SUPPLIED RECORDS >>
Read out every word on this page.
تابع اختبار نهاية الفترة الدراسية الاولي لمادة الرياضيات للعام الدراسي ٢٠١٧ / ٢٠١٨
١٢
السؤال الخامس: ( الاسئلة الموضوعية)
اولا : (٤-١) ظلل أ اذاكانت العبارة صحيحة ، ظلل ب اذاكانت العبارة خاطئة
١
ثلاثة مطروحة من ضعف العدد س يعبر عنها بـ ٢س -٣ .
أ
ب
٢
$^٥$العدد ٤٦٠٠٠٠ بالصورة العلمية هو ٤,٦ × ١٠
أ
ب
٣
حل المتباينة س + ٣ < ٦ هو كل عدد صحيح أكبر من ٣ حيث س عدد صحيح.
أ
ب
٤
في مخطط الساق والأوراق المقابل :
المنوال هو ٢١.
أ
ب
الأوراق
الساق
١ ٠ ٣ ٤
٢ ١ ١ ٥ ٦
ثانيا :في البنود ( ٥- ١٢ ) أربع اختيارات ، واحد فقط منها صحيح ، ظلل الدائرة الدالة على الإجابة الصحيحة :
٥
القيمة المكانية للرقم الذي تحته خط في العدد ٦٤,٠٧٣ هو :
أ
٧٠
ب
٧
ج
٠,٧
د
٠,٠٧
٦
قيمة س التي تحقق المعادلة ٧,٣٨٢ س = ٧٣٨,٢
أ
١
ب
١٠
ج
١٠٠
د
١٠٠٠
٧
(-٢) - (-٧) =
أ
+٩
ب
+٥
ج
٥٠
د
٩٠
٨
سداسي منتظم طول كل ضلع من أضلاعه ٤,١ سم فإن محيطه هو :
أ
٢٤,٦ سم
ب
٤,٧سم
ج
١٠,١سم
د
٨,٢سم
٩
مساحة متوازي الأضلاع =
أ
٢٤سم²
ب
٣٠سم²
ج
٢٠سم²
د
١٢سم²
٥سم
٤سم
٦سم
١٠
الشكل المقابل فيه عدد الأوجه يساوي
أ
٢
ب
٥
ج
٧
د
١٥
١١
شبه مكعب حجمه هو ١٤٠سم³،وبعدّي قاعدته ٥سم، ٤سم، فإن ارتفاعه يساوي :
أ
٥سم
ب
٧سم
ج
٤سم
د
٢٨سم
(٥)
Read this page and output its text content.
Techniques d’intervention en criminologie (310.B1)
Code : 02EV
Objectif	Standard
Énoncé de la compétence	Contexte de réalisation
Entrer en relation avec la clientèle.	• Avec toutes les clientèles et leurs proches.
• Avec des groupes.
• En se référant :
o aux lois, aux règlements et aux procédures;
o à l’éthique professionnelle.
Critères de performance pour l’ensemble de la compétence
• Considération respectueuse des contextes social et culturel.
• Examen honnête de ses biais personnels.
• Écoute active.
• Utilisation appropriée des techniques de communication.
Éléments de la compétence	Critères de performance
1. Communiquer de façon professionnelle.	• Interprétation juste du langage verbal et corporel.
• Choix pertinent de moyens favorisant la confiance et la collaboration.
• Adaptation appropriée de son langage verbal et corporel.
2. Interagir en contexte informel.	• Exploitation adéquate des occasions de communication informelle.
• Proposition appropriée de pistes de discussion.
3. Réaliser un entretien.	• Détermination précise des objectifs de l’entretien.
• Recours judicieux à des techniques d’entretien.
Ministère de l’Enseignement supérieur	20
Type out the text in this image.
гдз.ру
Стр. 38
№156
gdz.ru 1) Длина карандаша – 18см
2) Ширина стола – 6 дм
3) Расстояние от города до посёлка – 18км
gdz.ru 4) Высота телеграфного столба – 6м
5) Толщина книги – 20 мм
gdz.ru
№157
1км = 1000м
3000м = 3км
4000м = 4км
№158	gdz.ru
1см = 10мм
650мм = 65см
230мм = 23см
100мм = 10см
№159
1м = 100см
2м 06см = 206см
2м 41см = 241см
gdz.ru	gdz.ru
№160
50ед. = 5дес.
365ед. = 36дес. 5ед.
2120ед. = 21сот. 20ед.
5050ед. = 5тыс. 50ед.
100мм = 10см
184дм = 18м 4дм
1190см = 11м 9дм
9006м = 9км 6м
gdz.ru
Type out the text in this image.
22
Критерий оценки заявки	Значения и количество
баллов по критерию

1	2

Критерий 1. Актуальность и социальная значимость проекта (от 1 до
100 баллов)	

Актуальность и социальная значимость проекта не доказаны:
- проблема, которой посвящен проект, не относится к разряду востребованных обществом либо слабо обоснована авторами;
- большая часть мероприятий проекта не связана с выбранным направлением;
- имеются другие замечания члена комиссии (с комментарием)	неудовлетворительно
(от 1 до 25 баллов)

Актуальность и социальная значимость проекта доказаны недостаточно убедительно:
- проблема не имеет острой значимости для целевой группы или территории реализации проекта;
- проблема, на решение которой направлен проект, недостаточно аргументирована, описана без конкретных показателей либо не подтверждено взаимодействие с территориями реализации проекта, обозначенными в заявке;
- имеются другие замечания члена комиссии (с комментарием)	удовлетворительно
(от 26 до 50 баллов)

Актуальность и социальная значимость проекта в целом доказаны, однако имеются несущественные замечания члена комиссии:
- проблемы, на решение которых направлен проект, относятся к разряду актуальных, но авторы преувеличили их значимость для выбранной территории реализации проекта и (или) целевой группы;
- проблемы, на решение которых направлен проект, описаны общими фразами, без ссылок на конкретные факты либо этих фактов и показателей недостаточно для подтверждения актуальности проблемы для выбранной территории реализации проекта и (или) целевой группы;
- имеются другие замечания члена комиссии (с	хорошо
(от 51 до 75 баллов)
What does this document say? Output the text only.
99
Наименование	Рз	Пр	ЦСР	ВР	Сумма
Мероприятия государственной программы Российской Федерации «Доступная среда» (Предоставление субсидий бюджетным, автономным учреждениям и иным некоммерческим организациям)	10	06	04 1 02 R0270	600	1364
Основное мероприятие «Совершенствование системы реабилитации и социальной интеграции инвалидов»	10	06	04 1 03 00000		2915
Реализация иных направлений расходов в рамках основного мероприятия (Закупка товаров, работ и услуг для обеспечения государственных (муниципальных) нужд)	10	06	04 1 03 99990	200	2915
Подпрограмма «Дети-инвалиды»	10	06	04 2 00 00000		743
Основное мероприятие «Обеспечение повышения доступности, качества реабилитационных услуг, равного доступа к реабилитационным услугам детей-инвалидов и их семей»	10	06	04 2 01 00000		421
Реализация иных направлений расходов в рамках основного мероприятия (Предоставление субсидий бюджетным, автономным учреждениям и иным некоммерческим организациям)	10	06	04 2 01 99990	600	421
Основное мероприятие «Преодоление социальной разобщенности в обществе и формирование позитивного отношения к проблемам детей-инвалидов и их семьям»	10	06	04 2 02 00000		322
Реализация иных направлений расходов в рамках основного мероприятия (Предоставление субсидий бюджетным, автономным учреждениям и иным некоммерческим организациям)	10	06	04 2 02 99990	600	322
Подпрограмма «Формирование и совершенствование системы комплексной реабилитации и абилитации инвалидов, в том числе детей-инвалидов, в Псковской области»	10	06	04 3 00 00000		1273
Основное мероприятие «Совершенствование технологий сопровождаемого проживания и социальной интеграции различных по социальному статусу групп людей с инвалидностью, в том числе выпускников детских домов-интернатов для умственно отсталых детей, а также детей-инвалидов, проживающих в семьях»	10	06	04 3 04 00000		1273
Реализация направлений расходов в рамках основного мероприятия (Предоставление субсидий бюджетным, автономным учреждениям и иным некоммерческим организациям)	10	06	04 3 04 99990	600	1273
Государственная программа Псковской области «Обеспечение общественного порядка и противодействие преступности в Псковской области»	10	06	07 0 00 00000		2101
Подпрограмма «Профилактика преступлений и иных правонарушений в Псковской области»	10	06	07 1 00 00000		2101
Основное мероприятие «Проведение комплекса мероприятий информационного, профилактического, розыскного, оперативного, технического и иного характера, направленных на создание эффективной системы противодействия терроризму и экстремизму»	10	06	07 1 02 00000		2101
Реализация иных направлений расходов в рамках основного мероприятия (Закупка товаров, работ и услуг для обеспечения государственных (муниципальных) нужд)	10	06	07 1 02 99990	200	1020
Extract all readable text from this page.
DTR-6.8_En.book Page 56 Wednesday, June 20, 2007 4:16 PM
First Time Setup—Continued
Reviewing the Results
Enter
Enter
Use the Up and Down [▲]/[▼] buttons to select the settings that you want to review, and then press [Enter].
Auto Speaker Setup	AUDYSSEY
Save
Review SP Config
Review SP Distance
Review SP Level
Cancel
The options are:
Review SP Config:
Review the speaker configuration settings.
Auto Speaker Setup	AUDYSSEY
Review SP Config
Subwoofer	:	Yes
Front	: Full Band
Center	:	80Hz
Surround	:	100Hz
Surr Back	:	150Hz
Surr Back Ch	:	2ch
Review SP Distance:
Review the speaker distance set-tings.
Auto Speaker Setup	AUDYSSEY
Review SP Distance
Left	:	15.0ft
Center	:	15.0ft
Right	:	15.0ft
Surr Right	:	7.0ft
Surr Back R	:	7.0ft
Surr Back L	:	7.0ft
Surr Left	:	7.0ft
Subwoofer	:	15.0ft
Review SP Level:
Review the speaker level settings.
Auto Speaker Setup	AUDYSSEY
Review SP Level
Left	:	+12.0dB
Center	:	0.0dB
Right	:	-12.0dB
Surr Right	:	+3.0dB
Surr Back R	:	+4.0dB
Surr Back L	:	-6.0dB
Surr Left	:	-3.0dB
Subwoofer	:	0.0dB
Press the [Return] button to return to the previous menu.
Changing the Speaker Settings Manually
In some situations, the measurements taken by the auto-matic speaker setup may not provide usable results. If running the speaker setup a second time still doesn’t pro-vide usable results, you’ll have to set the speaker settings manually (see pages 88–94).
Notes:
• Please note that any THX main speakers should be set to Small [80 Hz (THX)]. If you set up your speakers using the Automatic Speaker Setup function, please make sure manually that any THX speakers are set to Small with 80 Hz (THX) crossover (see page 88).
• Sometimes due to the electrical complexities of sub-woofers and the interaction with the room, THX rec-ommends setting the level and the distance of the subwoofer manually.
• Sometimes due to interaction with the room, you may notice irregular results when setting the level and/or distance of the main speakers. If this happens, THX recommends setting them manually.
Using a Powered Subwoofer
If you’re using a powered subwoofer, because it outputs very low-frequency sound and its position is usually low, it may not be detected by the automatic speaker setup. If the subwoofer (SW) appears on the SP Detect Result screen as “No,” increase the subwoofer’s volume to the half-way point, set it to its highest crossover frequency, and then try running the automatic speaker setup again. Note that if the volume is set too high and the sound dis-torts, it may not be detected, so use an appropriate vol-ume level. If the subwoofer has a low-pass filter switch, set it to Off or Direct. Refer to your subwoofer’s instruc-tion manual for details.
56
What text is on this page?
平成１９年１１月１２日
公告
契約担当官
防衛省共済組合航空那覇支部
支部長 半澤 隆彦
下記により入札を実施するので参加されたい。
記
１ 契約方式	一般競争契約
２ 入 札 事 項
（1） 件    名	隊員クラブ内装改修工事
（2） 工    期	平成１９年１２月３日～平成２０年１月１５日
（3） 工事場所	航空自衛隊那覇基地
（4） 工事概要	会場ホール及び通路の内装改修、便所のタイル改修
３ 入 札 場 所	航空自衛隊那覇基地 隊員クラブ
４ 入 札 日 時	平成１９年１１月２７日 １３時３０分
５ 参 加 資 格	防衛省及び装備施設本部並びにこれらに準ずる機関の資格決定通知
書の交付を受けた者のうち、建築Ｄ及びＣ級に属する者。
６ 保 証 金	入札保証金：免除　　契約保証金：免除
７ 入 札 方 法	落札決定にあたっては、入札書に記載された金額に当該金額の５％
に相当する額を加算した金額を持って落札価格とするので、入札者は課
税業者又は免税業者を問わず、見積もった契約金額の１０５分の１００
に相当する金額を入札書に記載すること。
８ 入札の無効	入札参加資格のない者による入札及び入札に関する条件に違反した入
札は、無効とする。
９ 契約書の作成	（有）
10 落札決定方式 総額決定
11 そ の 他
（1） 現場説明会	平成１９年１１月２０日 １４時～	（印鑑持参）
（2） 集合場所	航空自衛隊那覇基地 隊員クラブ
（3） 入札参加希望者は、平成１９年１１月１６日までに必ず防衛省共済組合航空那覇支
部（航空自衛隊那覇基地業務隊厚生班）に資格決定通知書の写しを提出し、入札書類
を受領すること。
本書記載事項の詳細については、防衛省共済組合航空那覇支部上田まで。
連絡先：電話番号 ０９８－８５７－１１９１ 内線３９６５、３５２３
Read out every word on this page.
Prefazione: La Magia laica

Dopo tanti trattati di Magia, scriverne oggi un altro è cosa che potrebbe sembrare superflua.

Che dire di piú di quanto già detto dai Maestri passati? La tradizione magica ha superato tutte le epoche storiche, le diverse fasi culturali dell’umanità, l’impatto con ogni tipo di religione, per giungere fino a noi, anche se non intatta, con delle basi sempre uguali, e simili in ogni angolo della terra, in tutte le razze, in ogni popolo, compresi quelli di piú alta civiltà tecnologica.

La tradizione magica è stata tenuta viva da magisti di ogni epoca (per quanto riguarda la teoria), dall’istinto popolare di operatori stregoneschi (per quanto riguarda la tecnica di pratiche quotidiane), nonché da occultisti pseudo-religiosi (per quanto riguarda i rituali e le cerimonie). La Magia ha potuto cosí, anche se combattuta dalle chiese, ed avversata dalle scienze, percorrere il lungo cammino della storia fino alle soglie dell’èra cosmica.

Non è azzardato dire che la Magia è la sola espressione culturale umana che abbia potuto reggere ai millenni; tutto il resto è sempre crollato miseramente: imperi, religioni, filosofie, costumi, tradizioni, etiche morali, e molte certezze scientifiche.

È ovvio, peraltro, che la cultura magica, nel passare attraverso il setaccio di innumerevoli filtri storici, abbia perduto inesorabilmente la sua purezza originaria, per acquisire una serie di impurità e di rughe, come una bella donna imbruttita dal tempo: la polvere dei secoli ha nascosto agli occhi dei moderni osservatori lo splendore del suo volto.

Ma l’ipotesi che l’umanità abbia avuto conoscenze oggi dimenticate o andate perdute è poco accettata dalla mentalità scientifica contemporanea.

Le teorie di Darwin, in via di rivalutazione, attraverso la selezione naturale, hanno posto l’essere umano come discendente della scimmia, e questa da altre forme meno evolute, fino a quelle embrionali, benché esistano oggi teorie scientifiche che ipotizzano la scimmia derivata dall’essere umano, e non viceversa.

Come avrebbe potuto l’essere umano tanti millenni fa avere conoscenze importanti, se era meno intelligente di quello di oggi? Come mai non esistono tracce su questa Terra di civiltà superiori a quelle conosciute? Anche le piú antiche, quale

WHAT IS BEING ASKED >> Look through the material above. Copy each line where the word "communication" appears.

RESULT BELOW >>
• Utilisation appropriée des techniques de communication.
2. Interagir en contexte informel.	• Exploitation adéquate des occasions de communication informelle.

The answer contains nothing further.